___ DATA TO USE ___
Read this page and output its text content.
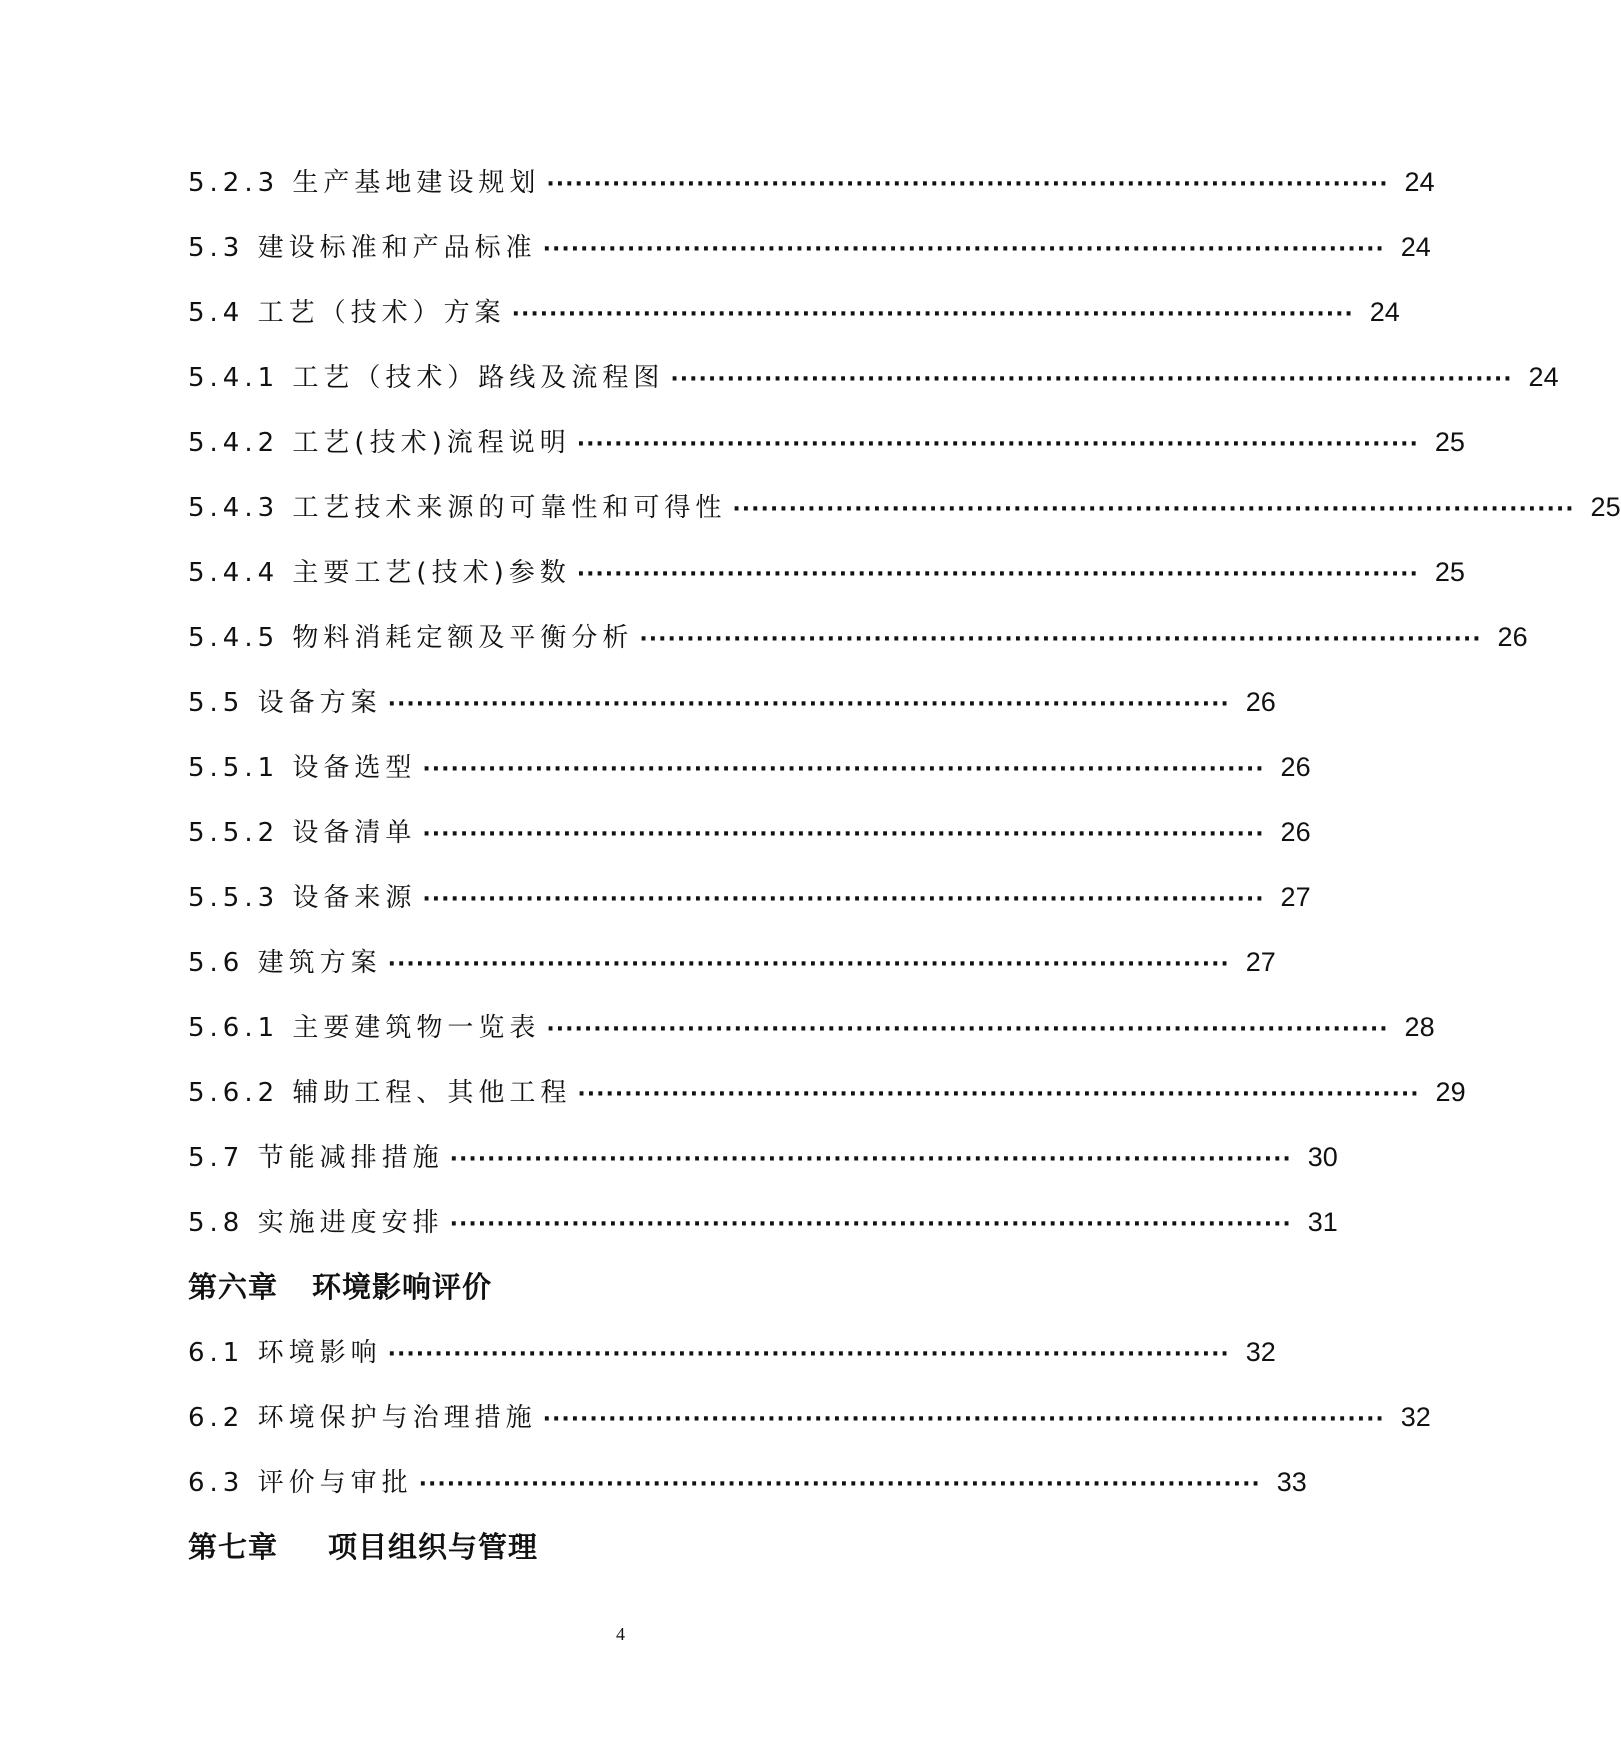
5.2.3 生产基地建设规划 ·························································································· 24
5.3 建设标准和产品标准 ·························································································· 24
5.4 工艺（技术）方案 ·························································································· 24
5.4.1 工艺（技术）路线及流程图 ·························································································· 24
5.4.2 工艺(技术)流程说明 ·························································································· 25
5.4.3 工艺技术来源的可靠性和可得性 ·························································································· 25
5.4.4 主要工艺(技术)参数 ·························································································· 25
5.4.5 物料消耗定额及平衡分析 ·························································································· 26
5.5 设备方案 ·························································································· 26
5.5.1 设备选型 ·························································································· 26
5.5.2 设备清单 ·························································································· 26
5.5.3 设备来源 ·························································································· 27
5.6 建筑方案 ·························································································· 27
5.6.1 主要建筑物一览表 ·························································································· 28
5.6.2 辅助工程、其他工程 ·························································································· 29
5.7 节能减排措施 ·························································································· 30
5.8 实施进度安排 ·························································································· 31
第六章 环境影响评价
6.1 环境影响 ·························································································· 32
6.2 环境保护与治理措施 ·························································································· 32
6.3 评价与审批 ·························································································· 33
第七章 项目组织与管理
4
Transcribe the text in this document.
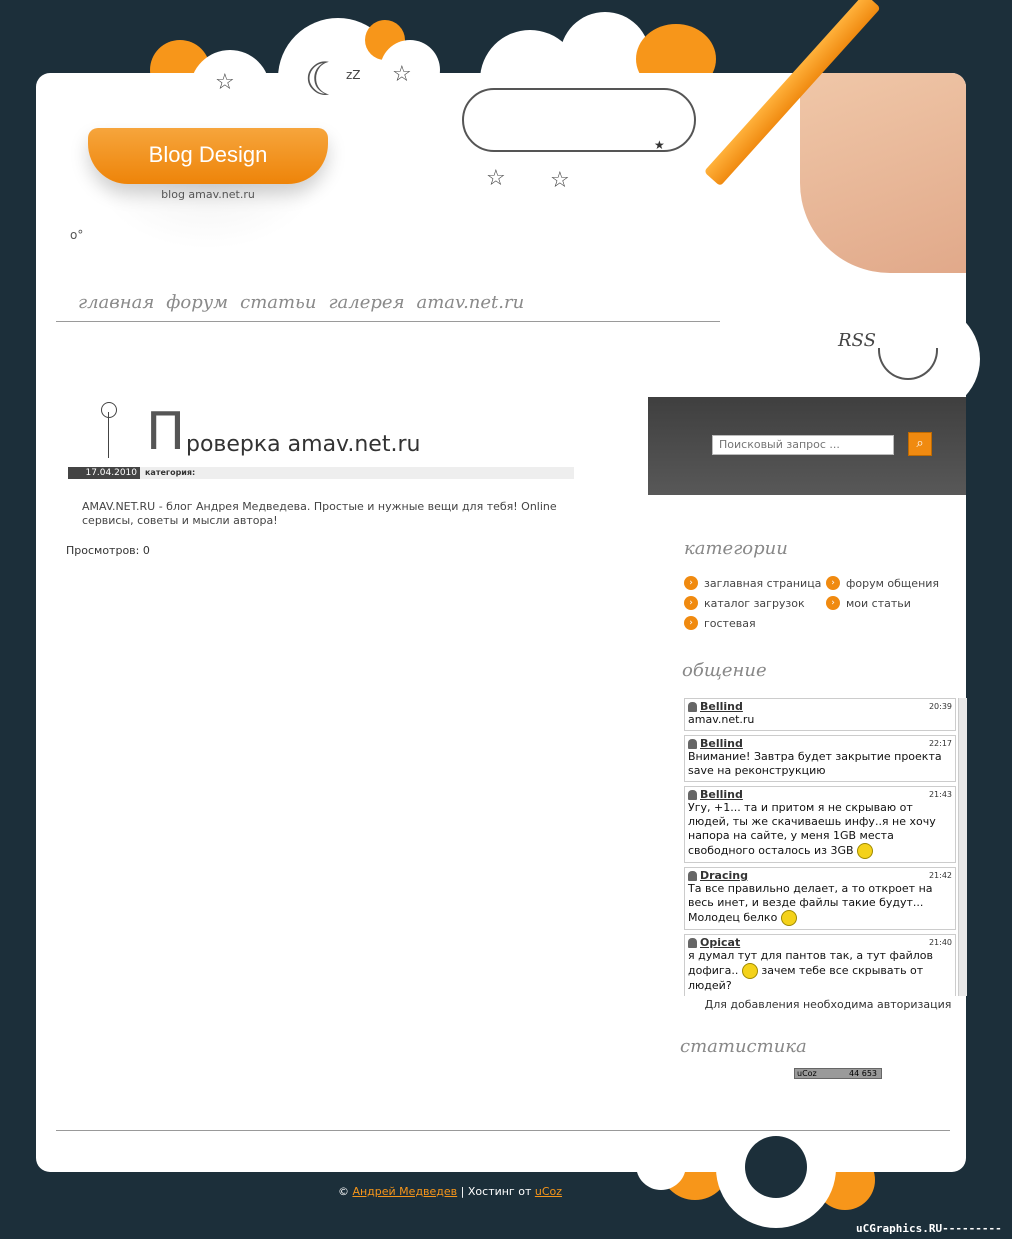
☆	☆
☾ zZ
☆ ☆
★
Blog Design
blog amav.net.ru
o°
главная форум статьи галерея amav.net.ru
RSS
Поисковый запрос ...
⌕
П роверка amav.net.ru
17.04.2010	категория:
AMAV.NET.RU - блог Андрея Медведева. Простые и нужные вещи для тебя! Online сервисы, советы и мысли автора!
Просмотров: 0	категории
›	заглавная страница	›	форум общения
›	каталог загрузок	›	мои статьи
›	гостевая
общение
Bellind	20:39
amav.net.ru
Bellind	22:17
Внимание! Завтра будет закрытие проекта save на реконструкцию
Bellind	21:43
Угу, +1... та и притом я не скрываю от людей, ты же скачиваешь инфу..я не хочу напора на сайте, у меня 1GB места свободного осталось из 3GB
Dracing	21:42
Та все правильно делает, а то откроет на весь инет, и везде файлы такие будут... Молодец белко
Opicat	21:40
я думал тут для пантов так, а тут файлов дофига.. зачем тебе все скрывать от людей?
Для добавления необходима авторизация
статистика
uCoz	44 653
© Андрей Медведев | Хостинг от uCoz
uCGraphics.RU---------
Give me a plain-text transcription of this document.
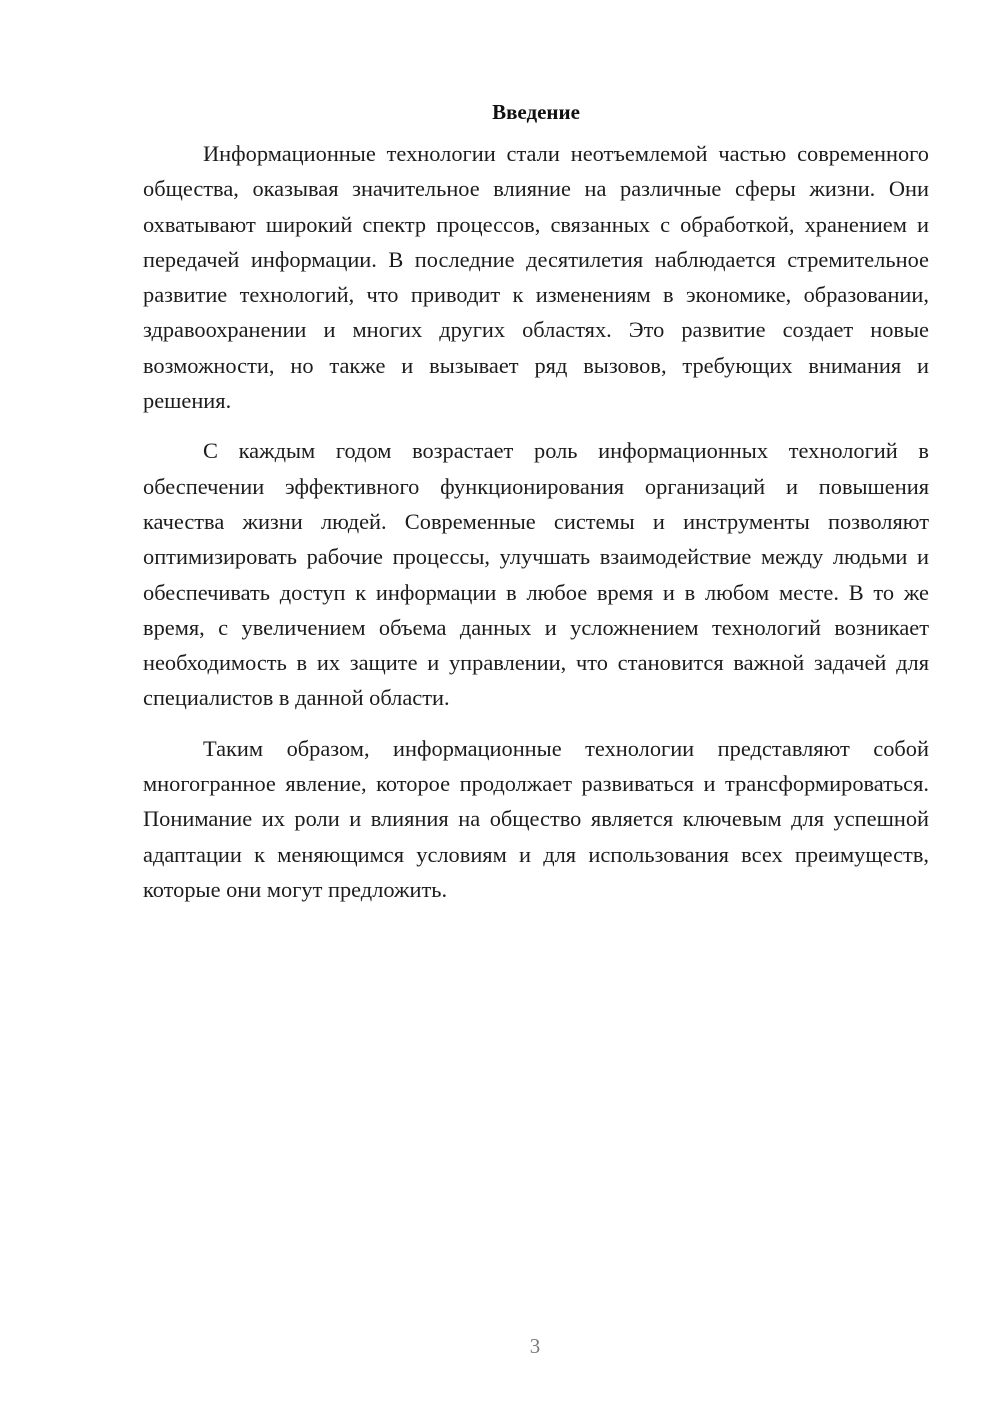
Введение

Информационные технологии стали неотъемлемой частью современного общества, оказывая значительное влияние на различные сферы жизни. Они охватывают широкий спектр процессов, связанных с обработкой, хранением и передачей информации. В последние десятилетия наблюдается стремительное развитие технологий, что приводит к изменениям в экономике, образовании, здравоохранении и многих других областях. Это развитие создает новые возможности, но также и вызывает ряд вызовов, требующих внимания и решения.

С каждым годом возрастает роль информационных технологий в обеспечении эффективного функционирования организаций и повышения качества жизни людей. Современные системы и инструменты позволяют оптимизировать рабочие процессы, улучшать взаимодействие между людьми и обеспечивать доступ к информации в любое время и в любом месте. В то же время, с увеличением объема данных и усложнением технологий возникает необходимость в их защите и управлении, что становится важной задачей для специалистов в данной области.

Таким образом, информационные технологии представляют собой многогранное явление, которое продолжает развиваться и трансформироваться. Понимание их роли и влияния на общество является ключевым для успешной адаптации к меняющимся условиям и для использования всех преимуществ, которые они могут предложить.

3
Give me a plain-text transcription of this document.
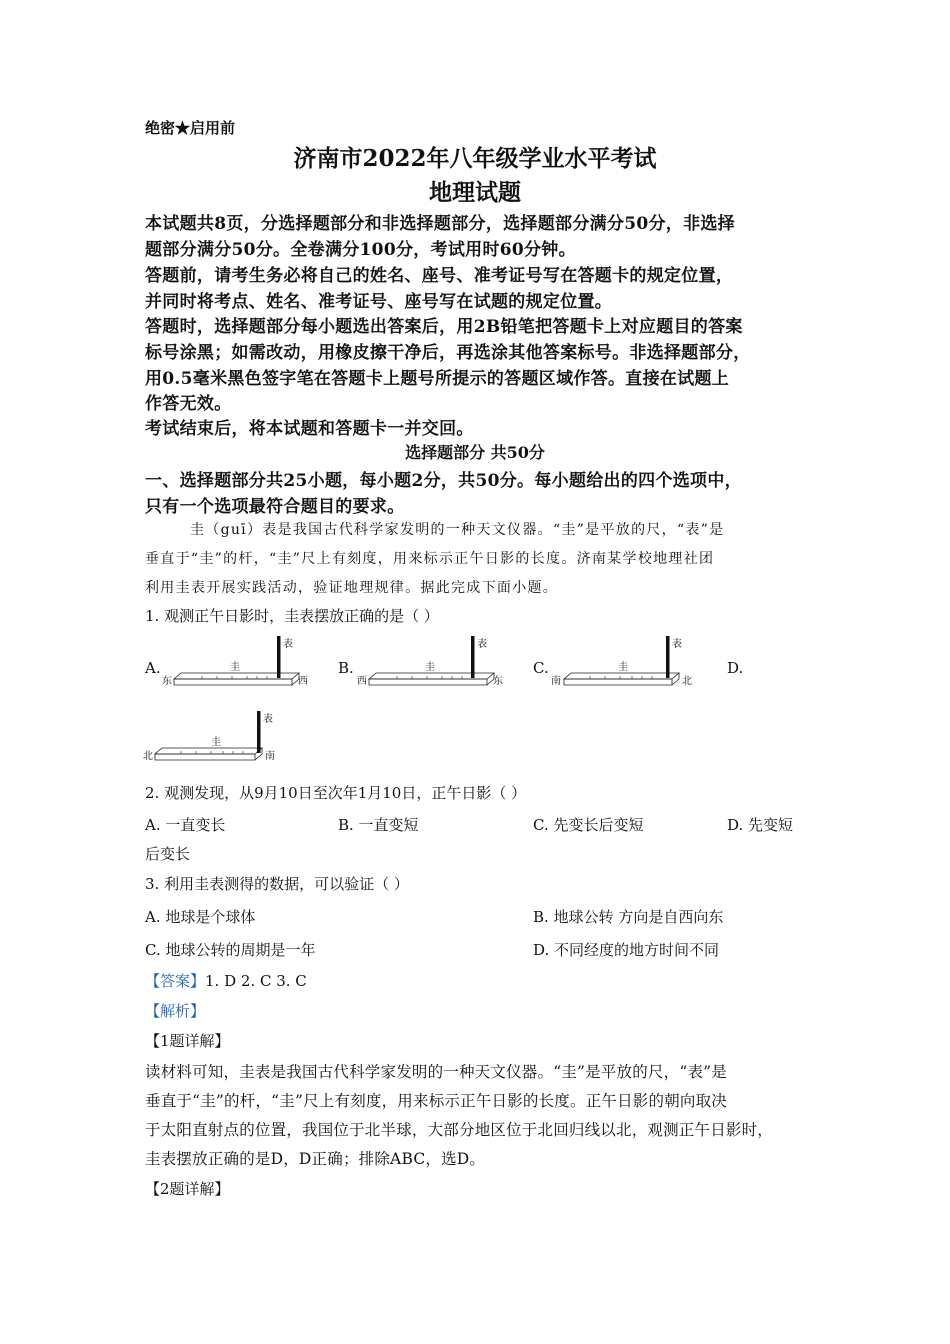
绝密★启用前
济南市2022年八年级学业水平考试
地理试题
本试题共8页，分选择题部分和非选择题部分，选择题部分满分50分，非选择
题部分满分50分。全卷满分100分，考试用时60分钟。
答题前，请考生务必将自己的姓名、座号、准考证号写在答题卡的规定位置，
并同时将考点、姓名、准考证号、座号写在试题的规定位置。
答题时，选择题部分每小题选出答案后，用2B铅笔把答题卡上对应题目的答案
标号涂黑；如需改动，用橡皮擦干净后，再选涂其他答案标号。非选择题部分，
用0.5毫米黑色签字笔在答题卡上题号所提示的答题区域作答。直接在试题上
作答无效。
考试结束后，将本试题和答题卡一并交回。
选择题部分 共50分
一、选择题部分共25小题，每小题2分，共50分。每小题给出的四个选项中，
只有一个选项最符合题目的要求。
圭（guī）表是我国古代科学家发明的一种天文仪器。“圭”是平放的尺，“表”是
垂直于“圭”的杆，“圭”尺上有刻度，用来标示正午日影的长度。济南某学校地理社团
利用圭表开展实践活动，验证地理规律。据此完成下面小题。
1. 观测正午日影时，圭表摆放正确的是（ ）
A.
表
圭
东	西
B.
表
圭
西	东
C.
表
圭
南	北
D.
表
圭
北	南
2. 观测发现，从9月10日至次年1月10日，正午日影（ ）
A. 一直变长	B. 一直变短	C. 先变长后变短	D. 先变短
后变长
3. 利用圭表测得的数据，可以验证（ ）
A. 地球是个球体	B. 地球公转 方向是自西向东
C. 地球公转的周期是一年	D. 不同经度的地方时间不同
【答案】1. D 2. C 3. C
【解析】
【1题详解】
读材料可知，圭表是我国古代科学家发明的一种天文仪器。“圭”是平放的尺，“表”是
垂直于“圭”的杆，“圭”尺上有刻度，用来标示正午日影的长度。正午日影的朝向取决
于太阳直射点的位置，我国位于北半球，大部分地区位于北回归线以北，观测正午日影时，
圭表摆放正确的是D，D正确；排除ABC，选D。
【2题详解】
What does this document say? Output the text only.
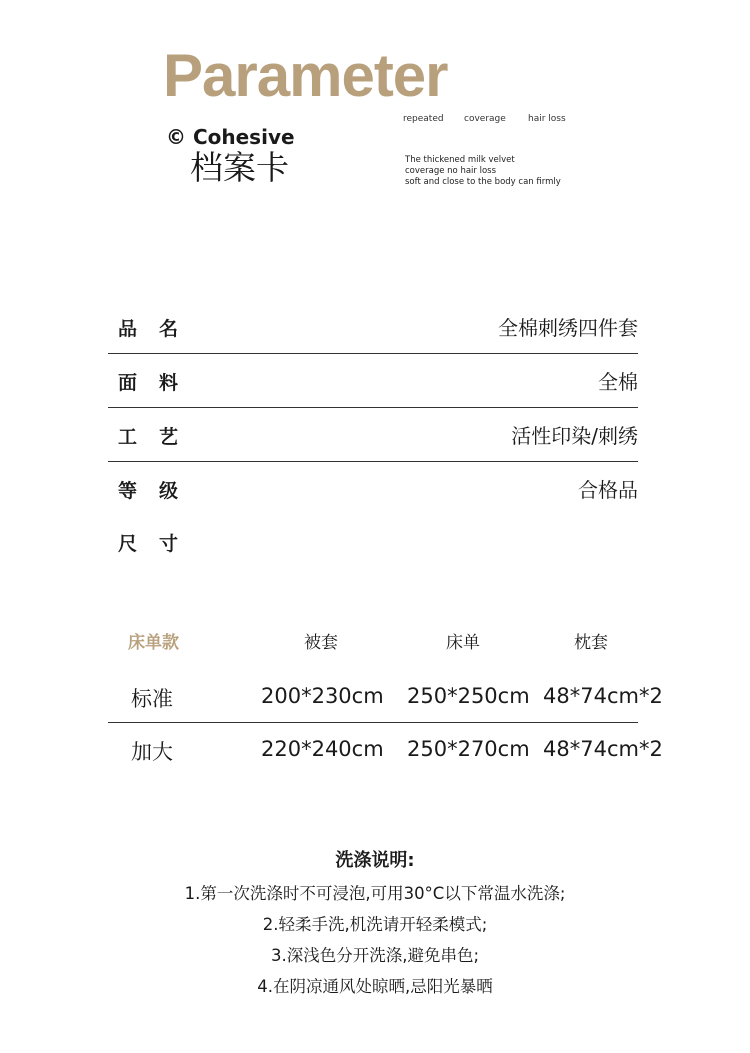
Parameter
© Cohesive
档案卡
repeated coverage hair loss
The thickened milk velvet
coverage no hair loss
soft and close to the body can firmly
品名	全棉刺绣四件套
面料	全棉
工艺	活性印染/刺绣
等级	合格品
尺寸
床单款	被套	床单	枕套
标准	200*230cm 250*250cm 48*74cm*2
加大	220*240cm 250*270cm 48*74cm*2
洗涤说明:
1.第一次洗涤时不可浸泡,可用30°C以下常温水洗涤;
2.轻柔手洗,机洗请开轻柔模式;
3.深浅色分开洗涤,避免串色;
4.在阴凉通风处晾晒,忌阳光暴晒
___
TASK INSTRUCTIONS | Using the records above, pull out each line where the word "coverage" occurs.

ANSWER TO THE TASK |
repeated coverage hair loss
coverage no hair loss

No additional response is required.